- **Do this**
Your task is to extract every entry that follows word for word while excluding the pictures.

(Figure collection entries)
=======

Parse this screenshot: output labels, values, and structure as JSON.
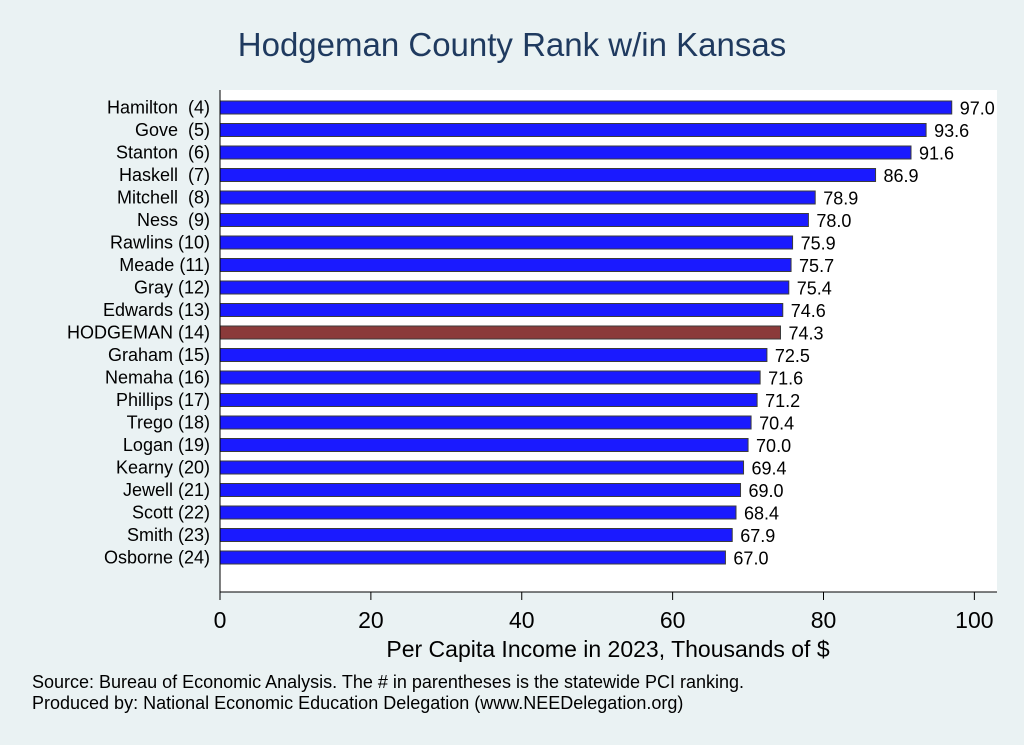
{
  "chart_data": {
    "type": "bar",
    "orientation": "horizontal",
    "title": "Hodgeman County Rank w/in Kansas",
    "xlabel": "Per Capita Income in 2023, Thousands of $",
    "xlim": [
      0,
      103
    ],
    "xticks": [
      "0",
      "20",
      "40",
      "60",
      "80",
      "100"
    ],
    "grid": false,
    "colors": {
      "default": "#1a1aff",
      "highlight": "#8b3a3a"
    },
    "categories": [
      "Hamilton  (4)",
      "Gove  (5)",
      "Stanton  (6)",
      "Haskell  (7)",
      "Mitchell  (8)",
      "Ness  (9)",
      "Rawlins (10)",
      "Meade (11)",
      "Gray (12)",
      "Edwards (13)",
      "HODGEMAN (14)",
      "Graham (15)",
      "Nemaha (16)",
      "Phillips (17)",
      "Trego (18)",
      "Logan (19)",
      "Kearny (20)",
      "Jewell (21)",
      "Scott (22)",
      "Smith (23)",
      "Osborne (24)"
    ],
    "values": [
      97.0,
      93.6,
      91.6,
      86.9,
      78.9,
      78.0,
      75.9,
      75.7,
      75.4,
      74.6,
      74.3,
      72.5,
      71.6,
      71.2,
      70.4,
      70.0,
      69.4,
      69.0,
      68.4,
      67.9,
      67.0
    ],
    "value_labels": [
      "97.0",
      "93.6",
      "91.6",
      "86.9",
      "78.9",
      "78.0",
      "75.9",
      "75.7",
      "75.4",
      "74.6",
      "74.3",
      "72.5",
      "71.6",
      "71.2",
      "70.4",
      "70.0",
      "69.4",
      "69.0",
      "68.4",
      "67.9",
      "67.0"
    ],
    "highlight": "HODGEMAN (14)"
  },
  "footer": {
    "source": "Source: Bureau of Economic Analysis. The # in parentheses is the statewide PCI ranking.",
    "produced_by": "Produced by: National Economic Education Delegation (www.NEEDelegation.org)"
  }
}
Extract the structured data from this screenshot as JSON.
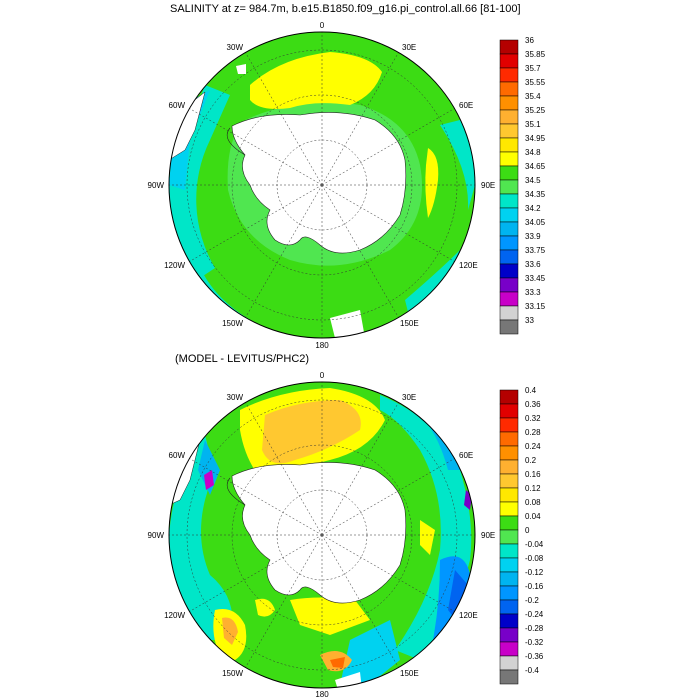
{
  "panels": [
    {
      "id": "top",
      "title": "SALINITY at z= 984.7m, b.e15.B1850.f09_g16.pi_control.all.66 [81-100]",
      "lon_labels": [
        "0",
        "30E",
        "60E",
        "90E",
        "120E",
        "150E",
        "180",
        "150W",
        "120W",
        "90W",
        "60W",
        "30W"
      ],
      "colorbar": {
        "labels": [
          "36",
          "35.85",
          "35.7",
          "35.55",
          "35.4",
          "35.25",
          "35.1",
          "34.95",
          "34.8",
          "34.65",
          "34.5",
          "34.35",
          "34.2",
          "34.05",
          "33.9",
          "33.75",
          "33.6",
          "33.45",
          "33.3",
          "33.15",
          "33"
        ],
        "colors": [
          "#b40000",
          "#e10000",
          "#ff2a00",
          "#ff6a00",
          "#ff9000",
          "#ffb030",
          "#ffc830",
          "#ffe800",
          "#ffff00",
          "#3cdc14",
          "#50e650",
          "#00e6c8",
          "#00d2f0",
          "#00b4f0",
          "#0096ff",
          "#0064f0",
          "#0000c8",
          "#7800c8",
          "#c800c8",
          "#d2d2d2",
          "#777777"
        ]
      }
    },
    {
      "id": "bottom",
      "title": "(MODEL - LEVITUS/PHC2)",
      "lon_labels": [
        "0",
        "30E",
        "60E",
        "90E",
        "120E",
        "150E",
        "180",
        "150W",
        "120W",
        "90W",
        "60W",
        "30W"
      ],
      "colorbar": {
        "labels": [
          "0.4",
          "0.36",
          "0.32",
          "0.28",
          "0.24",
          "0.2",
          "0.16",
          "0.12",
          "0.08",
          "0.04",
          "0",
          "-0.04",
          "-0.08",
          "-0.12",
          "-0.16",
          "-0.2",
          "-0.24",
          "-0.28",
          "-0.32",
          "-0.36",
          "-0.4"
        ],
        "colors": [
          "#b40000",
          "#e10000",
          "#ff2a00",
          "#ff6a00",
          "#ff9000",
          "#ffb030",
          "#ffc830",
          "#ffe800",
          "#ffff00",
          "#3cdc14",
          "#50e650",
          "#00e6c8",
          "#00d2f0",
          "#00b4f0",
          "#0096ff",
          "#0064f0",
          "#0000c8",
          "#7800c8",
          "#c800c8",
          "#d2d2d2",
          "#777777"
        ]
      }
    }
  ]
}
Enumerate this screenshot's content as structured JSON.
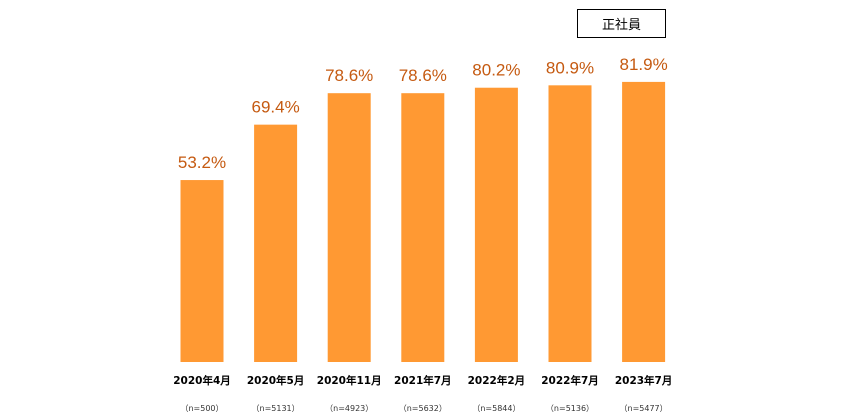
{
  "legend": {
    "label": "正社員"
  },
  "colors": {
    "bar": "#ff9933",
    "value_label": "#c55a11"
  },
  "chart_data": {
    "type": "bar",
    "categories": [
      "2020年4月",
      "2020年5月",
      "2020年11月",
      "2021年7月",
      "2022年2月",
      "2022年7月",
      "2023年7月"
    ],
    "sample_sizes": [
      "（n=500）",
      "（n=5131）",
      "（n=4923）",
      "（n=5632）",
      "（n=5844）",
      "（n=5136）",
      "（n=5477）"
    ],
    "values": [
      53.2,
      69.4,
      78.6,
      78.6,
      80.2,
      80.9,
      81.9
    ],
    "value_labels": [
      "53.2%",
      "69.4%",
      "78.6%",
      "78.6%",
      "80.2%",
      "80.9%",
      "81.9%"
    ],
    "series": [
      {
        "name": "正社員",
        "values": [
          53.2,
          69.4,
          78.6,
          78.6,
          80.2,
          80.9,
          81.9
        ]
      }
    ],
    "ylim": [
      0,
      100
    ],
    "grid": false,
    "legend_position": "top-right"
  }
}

=======

- **Final result**
Parse this screenshot: output labels, values, and structure as JSON.
{
  "chart_data": {
    "type": "bar",
    "orientation": "horizontal",
    "title": "Hodgeman County Rank w/in Kansas",
    "xlabel": "Per Capita Income in 2023, Thousands of $",
    "xlim": [
      0,
      103
    ],
    "xticks": [
      "0",
      "20",
      "40",
      "60",
      "80",
      "100"
    ],
    "grid": false,
    "colors": {
      "default": "#1a1aff",
      "highlight": "#8b3a3a"
    },
    "categories": [
      "Hamilton  (4)",
      "Gove  (5)",
      "Stanton  (6)",
      "Haskell  (7)",
      "Mitchell  (8)",
      "Ness  (9)",
      "Rawlins (10)",
      "Meade (11)",
      "Gray (12)",
      "Edwards (13)",
      "HODGEMAN (14)",
      "Graham (15)",
      "Nemaha (16)",
      "Phillips (17)",
      "Trego (18)",
      "Logan (19)",
      "Kearny (20)",
      "Jewell (21)",
      "Scott (22)",
      "Smith (23)",
      "Osborne (24)"
    ],
    "values": [
      97.0,
      93.6,
      91.6,
      86.9,
      78.9,
      78.0,
      75.9,
      75.7,
      75.4,
      74.6,
      74.3,
      72.5,
      71.6,
      71.2,
      70.4,
      70.0,
      69.4,
      69.0,
      68.4,
      67.9,
      67.0
    ],
    "value_labels": [
      "97.0",
      "93.6",
      "91.6",
      "86.9",
      "78.9",
      "78.0",
      "75.9",
      "75.7",
      "75.4",
      "74.6",
      "74.3",
      "72.5",
      "71.6",
      "71.2",
      "70.4",
      "70.0",
      "69.4",
      "69.0",
      "68.4",
      "67.9",
      "67.0"
    ],
    "highlight": "HODGEMAN (14)"
  },
  "footer": {
    "source": "Source: Bureau of Economic Analysis. The # in parentheses is the statewide PCI ranking.",
    "produced_by": "Produced by: National Economic Education Delegation (www.NEEDelegation.org)"
  }
}
Extract the structured data from this screenshot as JSON.
{
  "panels": [
    {
      "id": "top",
      "title": "SALINITY at z= 984.7m, b.e15.B1850.f09_g16.pi_control.all.66 [81-100]",
      "lon_labels": [
        "0",
        "30E",
        "60E",
        "90E",
        "120E",
        "150E",
        "180",
        "150W",
        "120W",
        "90W",
        "60W",
        "30W"
      ],
      "colorbar": {
        "labels": [
          "36",
          "35.85",
          "35.7",
          "35.55",
          "35.4",
          "35.25",
          "35.1",
          "34.95",
          "34.8",
          "34.65",
          "34.5",
          "34.35",
          "34.2",
          "34.05",
          "33.9",
          "33.75",
          "33.6",
          "33.45",
          "33.3",
          "33.15",
          "33"
        ],
        "colors": [
          "#b40000",
          "#e10000",
          "#ff2a00",
          "#ff6a00",
          "#ff9000",
          "#ffb030",
          "#ffc830",
          "#ffe800",
          "#ffff00",
          "#3cdc14",
          "#50e650",
          "#00e6c8",
          "#00d2f0",
          "#00b4f0",
          "#0096ff",
          "#0064f0",
          "#0000c8",
          "#7800c8",
          "#c800c8",
          "#d2d2d2",
          "#777777"
        ]
      }
    },
    {
      "id": "bottom",
      "title": "(MODEL - LEVITUS/PHC2)",
      "lon_labels": [
        "0",
        "30E",
        "60E",
        "90E",
        "120E",
        "150E",
        "180",
        "150W",
        "120W",
        "90W",
        "60W",
        "30W"
      ],
      "colorbar": {
        "labels": [
          "0.4",
          "0.36",
          "0.32",
          "0.28",
          "0.24",
          "0.2",
          "0.16",
          "0.12",
          "0.08",
          "0.04",
          "0",
          "-0.04",
          "-0.08",
          "-0.12",
          "-0.16",
          "-0.2",
          "-0.24",
          "-0.28",
          "-0.32",
          "-0.36",
          "-0.4"
        ],
        "colors": [
          "#b40000",
          "#e10000",
          "#ff2a00",
          "#ff6a00",
          "#ff9000",
          "#ffb030",
          "#ffc830",
          "#ffe800",
          "#ffff00",
          "#3cdc14",
          "#50e650",
          "#00e6c8",
          "#00d2f0",
          "#00b4f0",
          "#0096ff",
          "#0064f0",
          "#0000c8",
          "#7800c8",
          "#c800c8",
          "#d2d2d2",
          "#777777"
        ]
      }
    }
  ]
}
Enumerate this screenshot's content as structured JSON.
{
  "legend": {
    "label": "正社員"
  },
  "colors": {
    "bar": "#ff9933",
    "value_label": "#c55a11"
  },
  "chart_data": {
    "type": "bar",
    "categories": [
      "2020年4月",
      "2020年5月",
      "2020年11月",
      "2021年7月",
      "2022年2月",
      "2022年7月",
      "2023年7月"
    ],
    "sample_sizes": [
      "（n=500）",
      "（n=5131）",
      "（n=4923）",
      "（n=5632）",
      "（n=5844）",
      "（n=5136）",
      "（n=5477）"
    ],
    "values": [
      53.2,
      69.4,
      78.6,
      78.6,
      80.2,
      80.9,
      81.9
    ],
    "value_labels": [
      "53.2%",
      "69.4%",
      "78.6%",
      "78.6%",
      "80.2%",
      "80.9%",
      "81.9%"
    ],
    "series": [
      {
        "name": "正社員",
        "values": [
          53.2,
          69.4,
          78.6,
          78.6,
          80.2,
          80.9,
          81.9
        ]
      }
    ],
    "ylim": [
      0,
      100
    ],
    "grid": false,
    "legend_position": "top-right"
  }
}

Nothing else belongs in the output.